Retype the data that follows line by line, exactly, and leave its pictures out.

########

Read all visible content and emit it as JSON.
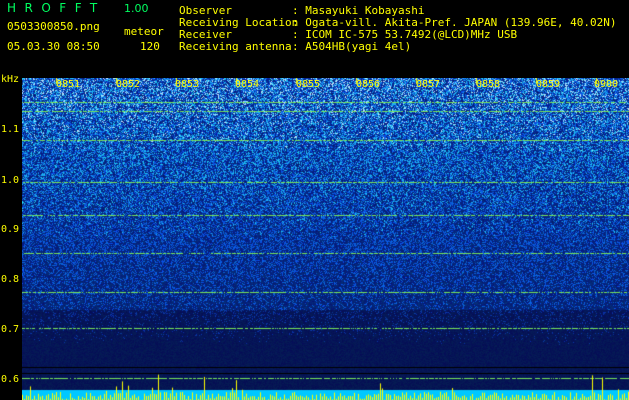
{
  "app": {
    "logo": "HROFFT",
    "version": "1.00"
  },
  "file": {
    "name": "0503300850.png",
    "datetime": "05.03.30 08:50",
    "mode_label": "meteor",
    "count": "120"
  },
  "info": {
    "observer_label": "Observer",
    "observer_value": ": Masayuki Kobayashi",
    "location_label": "Receiving Location",
    "location_value": ": Ogata-vill. Akita-Pref. JAPAN (139.96E, 40.02N)",
    "receiver_label": "Receiver",
    "receiver_value": ": ICOM IC-575 53.7492(@LCD)MHz USB",
    "antenna_label": "Receiving antenna",
    "antenna_value": ": A504HB(yagi 4el)"
  },
  "spectrogram": {
    "y_unit": "kHz",
    "y_ticks": [
      "1.1",
      "1.0",
      "0.9",
      "0.8",
      "0.7",
      "0.6"
    ],
    "x_ticks": [
      "0851",
      "0852",
      "0853",
      "0854",
      "0855",
      "0856",
      "0857",
      "0858",
      "0859",
      "0900"
    ],
    "colors": {
      "background": "#000000",
      "text": "#ffff00",
      "logo": "#00ff60",
      "noise_low": "#0a1a8c",
      "noise_high": "#40c0ff"
    }
  }
}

########

- _Final result_:
Read all visible content and emit it as JSON.
{
  "app": {
    "logo": "HROFFT",
    "version": "1.00"
  },
  "file": {
    "name": "0503300850.png",
    "datetime": "05.03.30 08:50",
    "mode_label": "meteor",
    "count": "120"
  },
  "info": {
    "observer_label": "Observer",
    "observer_value": ": Masayuki Kobayashi",
    "location_label": "Receiving Location",
    "location_value": ": Ogata-vill. Akita-Pref. JAPAN (139.96E, 40.02N)",
    "receiver_label": "Receiver",
    "receiver_value": ": ICOM IC-575 53.7492(@LCD)MHz USB",
    "antenna_label": "Receiving antenna",
    "antenna_value": ": A504HB(yagi 4el)"
  },
  "spectrogram": {
    "y_unit": "kHz",
    "y_ticks": [
      "1.1",
      "1.0",
      "0.9",
      "0.8",
      "0.7",
      "0.6"
    ],
    "x_ticks": [
      "0851",
      "0852",
      "0853",
      "0854",
      "0855",
      "0856",
      "0857",
      "0858",
      "0859",
      "0900"
    ],
    "colors": {
      "background": "#000000",
      "text": "#ffff00",
      "logo": "#00ff60",
      "noise_low": "#0a1a8c",
      "noise_high": "#40c0ff"
    }
  }
}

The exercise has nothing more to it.